══ DATA ENTRIES

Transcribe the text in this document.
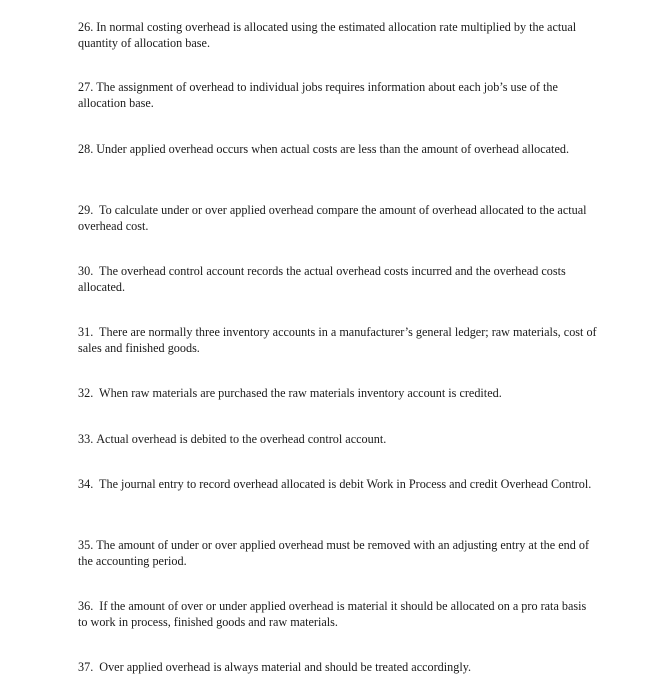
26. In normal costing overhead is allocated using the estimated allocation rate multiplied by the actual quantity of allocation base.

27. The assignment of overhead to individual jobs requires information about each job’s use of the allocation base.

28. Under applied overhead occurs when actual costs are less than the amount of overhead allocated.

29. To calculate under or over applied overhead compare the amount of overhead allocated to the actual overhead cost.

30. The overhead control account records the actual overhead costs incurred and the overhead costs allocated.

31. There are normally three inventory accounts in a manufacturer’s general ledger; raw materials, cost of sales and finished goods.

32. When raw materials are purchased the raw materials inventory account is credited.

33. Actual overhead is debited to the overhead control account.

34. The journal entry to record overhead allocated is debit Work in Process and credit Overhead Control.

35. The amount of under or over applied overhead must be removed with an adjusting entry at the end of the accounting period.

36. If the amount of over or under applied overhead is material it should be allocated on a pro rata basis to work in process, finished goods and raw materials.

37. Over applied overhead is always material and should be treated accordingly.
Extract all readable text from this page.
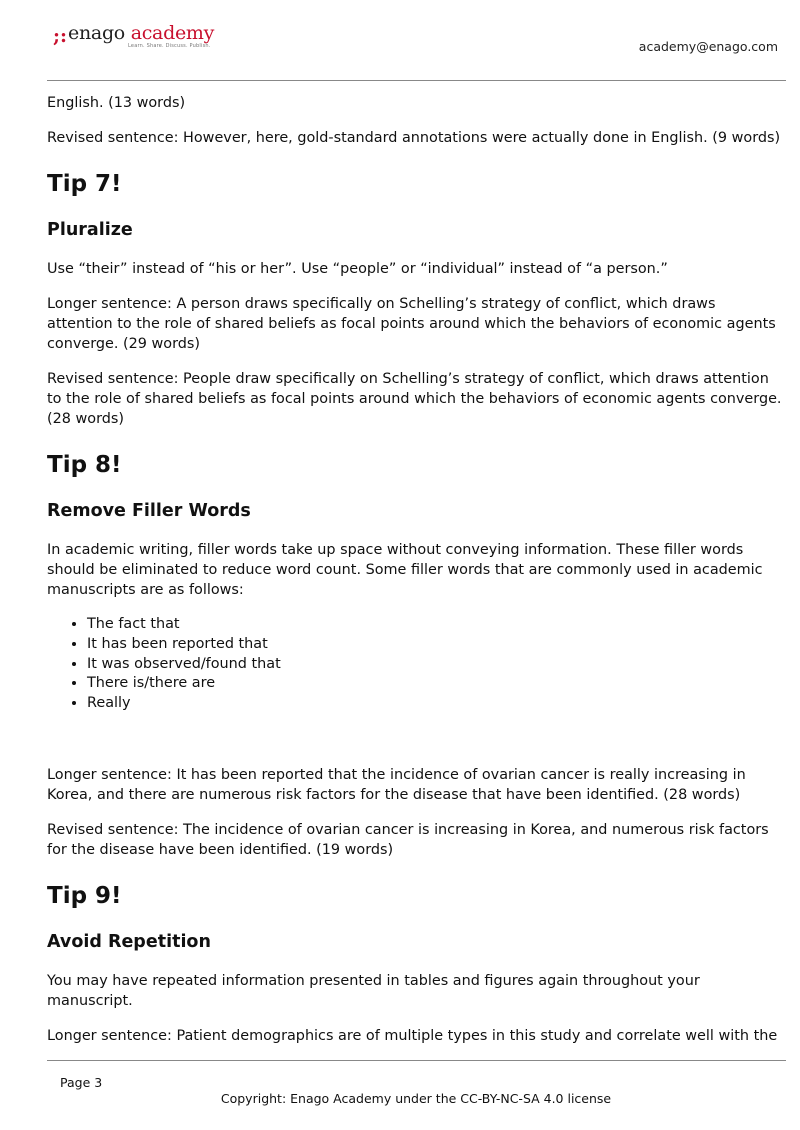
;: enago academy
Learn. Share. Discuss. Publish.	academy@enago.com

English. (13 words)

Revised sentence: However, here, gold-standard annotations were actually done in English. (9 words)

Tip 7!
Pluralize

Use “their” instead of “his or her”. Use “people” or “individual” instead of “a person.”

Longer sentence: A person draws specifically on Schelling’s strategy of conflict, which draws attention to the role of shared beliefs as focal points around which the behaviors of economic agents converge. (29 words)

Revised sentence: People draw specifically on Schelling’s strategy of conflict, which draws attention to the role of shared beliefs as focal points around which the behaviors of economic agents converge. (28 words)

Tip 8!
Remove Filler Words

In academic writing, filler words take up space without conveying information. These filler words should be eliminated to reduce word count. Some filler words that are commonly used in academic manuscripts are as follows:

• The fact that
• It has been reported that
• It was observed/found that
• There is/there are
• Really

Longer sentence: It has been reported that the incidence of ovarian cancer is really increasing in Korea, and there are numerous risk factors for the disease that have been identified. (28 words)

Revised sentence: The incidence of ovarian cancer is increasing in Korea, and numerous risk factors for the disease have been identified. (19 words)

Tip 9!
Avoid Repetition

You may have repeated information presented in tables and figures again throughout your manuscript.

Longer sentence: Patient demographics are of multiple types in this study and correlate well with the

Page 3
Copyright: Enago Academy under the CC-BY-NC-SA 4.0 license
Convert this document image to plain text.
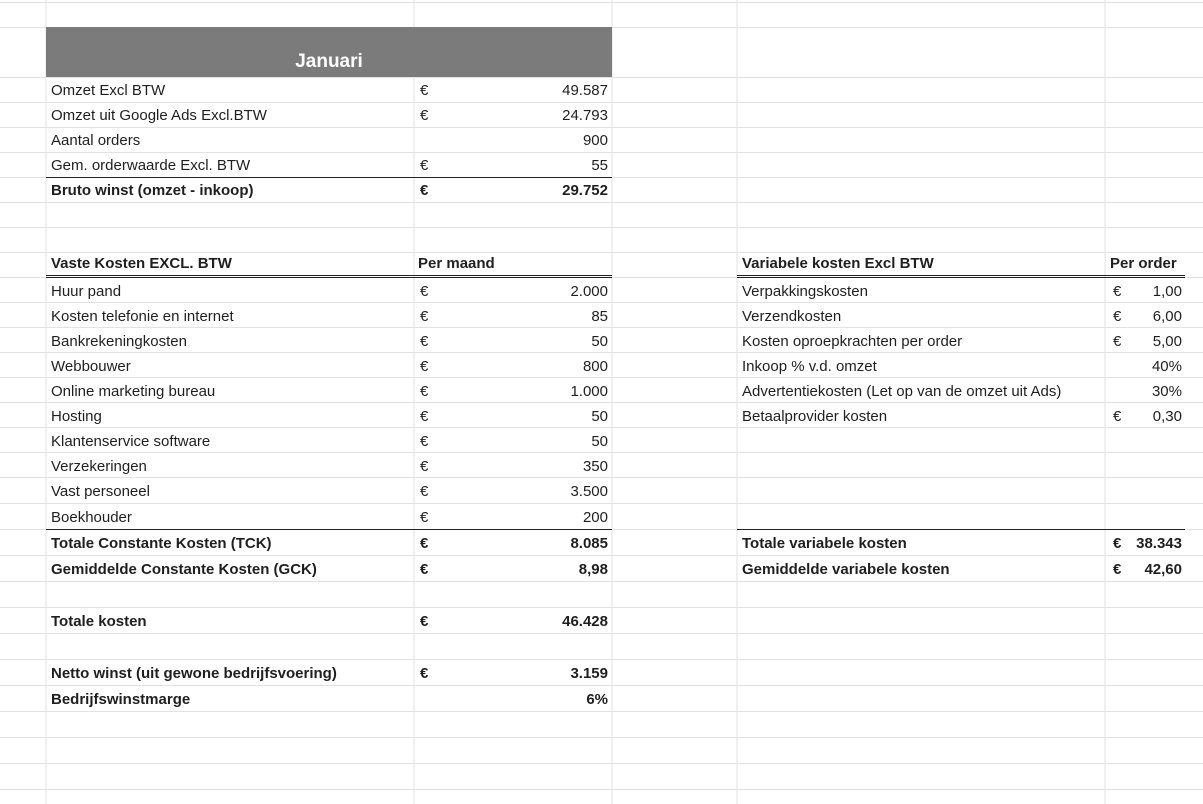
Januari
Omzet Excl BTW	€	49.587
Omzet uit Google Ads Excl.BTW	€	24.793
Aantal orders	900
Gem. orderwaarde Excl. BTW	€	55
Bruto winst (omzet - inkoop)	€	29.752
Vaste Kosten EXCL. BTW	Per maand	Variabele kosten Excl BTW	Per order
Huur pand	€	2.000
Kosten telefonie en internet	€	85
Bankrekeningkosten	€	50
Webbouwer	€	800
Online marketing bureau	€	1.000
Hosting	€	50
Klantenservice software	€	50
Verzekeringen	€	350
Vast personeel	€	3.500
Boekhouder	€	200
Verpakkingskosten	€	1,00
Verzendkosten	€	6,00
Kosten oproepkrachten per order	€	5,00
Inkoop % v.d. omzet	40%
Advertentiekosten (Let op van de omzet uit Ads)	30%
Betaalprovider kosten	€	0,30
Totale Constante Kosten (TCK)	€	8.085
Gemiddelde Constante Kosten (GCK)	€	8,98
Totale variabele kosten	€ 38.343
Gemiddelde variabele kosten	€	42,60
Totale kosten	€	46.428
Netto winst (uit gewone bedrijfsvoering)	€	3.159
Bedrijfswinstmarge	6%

════

- [WORK TO COMPLETE] Every entry above needs to be retyped exactly; drop the pictures.

- [FULL RESPONSE]
Transcribe the text in this document.
26. In normal costing overhead is allocated using the estimated allocation rate multiplied by the actual quantity of allocation base.

27. The assignment of overhead to individual jobs requires information about each job’s use of the allocation base.

28. Under applied overhead occurs when actual costs are less than the amount of overhead allocated.

29. To calculate under or over applied overhead compare the amount of overhead allocated to the actual overhead cost.

30. The overhead control account records the actual overhead costs incurred and the overhead costs allocated.

31. There are normally three inventory accounts in a manufacturer’s general ledger; raw materials, cost of sales and finished goods.

32. When raw materials are purchased the raw materials inventory account is credited.

33. Actual overhead is debited to the overhead control account.

34. The journal entry to record overhead allocated is debit Work in Process and credit Overhead Control.

35. The amount of under or over applied overhead must be removed with an adjusting entry at the end of the accounting period.

36. If the amount of over or under applied overhead is material it should be allocated on a pro rata basis to work in process, finished goods and raw materials.

37. Over applied overhead is always material and should be treated accordingly.
Extract all readable text from this page.
;: enago academy
Learn. Share. Discuss. Publish.	academy@enago.com

English. (13 words)

Revised sentence: However, here, gold-standard annotations were actually done in English. (9 words)

Tip 7!
Pluralize

Use “their” instead of “his or her”. Use “people” or “individual” instead of “a person.”

Longer sentence: A person draws specifically on Schelling’s strategy of conflict, which draws attention to the role of shared beliefs as focal points around which the behaviors of economic agents converge. (29 words)

Revised sentence: People draw specifically on Schelling’s strategy of conflict, which draws attention to the role of shared beliefs as focal points around which the behaviors of economic agents converge. (28 words)

Tip 8!
Remove Filler Words

In academic writing, filler words take up space without conveying information. These filler words should be eliminated to reduce word count. Some filler words that are commonly used in academic manuscripts are as follows:

• The fact that
• It has been reported that
• It was observed/found that
• There is/there are
• Really

Longer sentence: It has been reported that the incidence of ovarian cancer is really increasing in Korea, and there are numerous risk factors for the disease that have been identified. (28 words)

Revised sentence: The incidence of ovarian cancer is increasing in Korea, and numerous risk factors for the disease have been identified. (19 words)

Tip 9!
Avoid Repetition

You may have repeated information presented in tables and figures again throughout your manuscript.

Longer sentence: Patient demographics are of multiple types in this study and correlate well with the

Page 3
Copyright: Enago Academy under the CC-BY-NC-SA 4.0 license
Convert this document image to plain text.
Januari
Omzet Excl BTW	€	49.587
Omzet uit Google Ads Excl.BTW	€	24.793
Aantal orders	900
Gem. orderwaarde Excl. BTW	€	55
Bruto winst (omzet - inkoop)	€	29.752
Vaste Kosten EXCL. BTW	Per maand	Variabele kosten Excl BTW	Per order
Huur pand	€	2.000
Kosten telefonie en internet	€	85
Bankrekeningkosten	€	50
Webbouwer	€	800
Online marketing bureau	€	1.000
Hosting	€	50
Klantenservice software	€	50
Verzekeringen	€	350
Vast personeel	€	3.500
Boekhouder	€	200
Verpakkingskosten	€	1,00
Verzendkosten	€	6,00
Kosten oproepkrachten per order	€	5,00
Inkoop % v.d. omzet	40%
Advertentiekosten (Let op van de omzet uit Ads)	30%
Betaalprovider kosten	€	0,30
Totale Constante Kosten (TCK)	€	8.085
Gemiddelde Constante Kosten (GCK)	€	8,98
Totale variabele kosten	€ 38.343
Gemiddelde variabele kosten	€	42,60
Totale kosten	€	46.428
Netto winst (uit gewone bedrijfsvoering)	€	3.159
Bedrijfswinstmarge	6%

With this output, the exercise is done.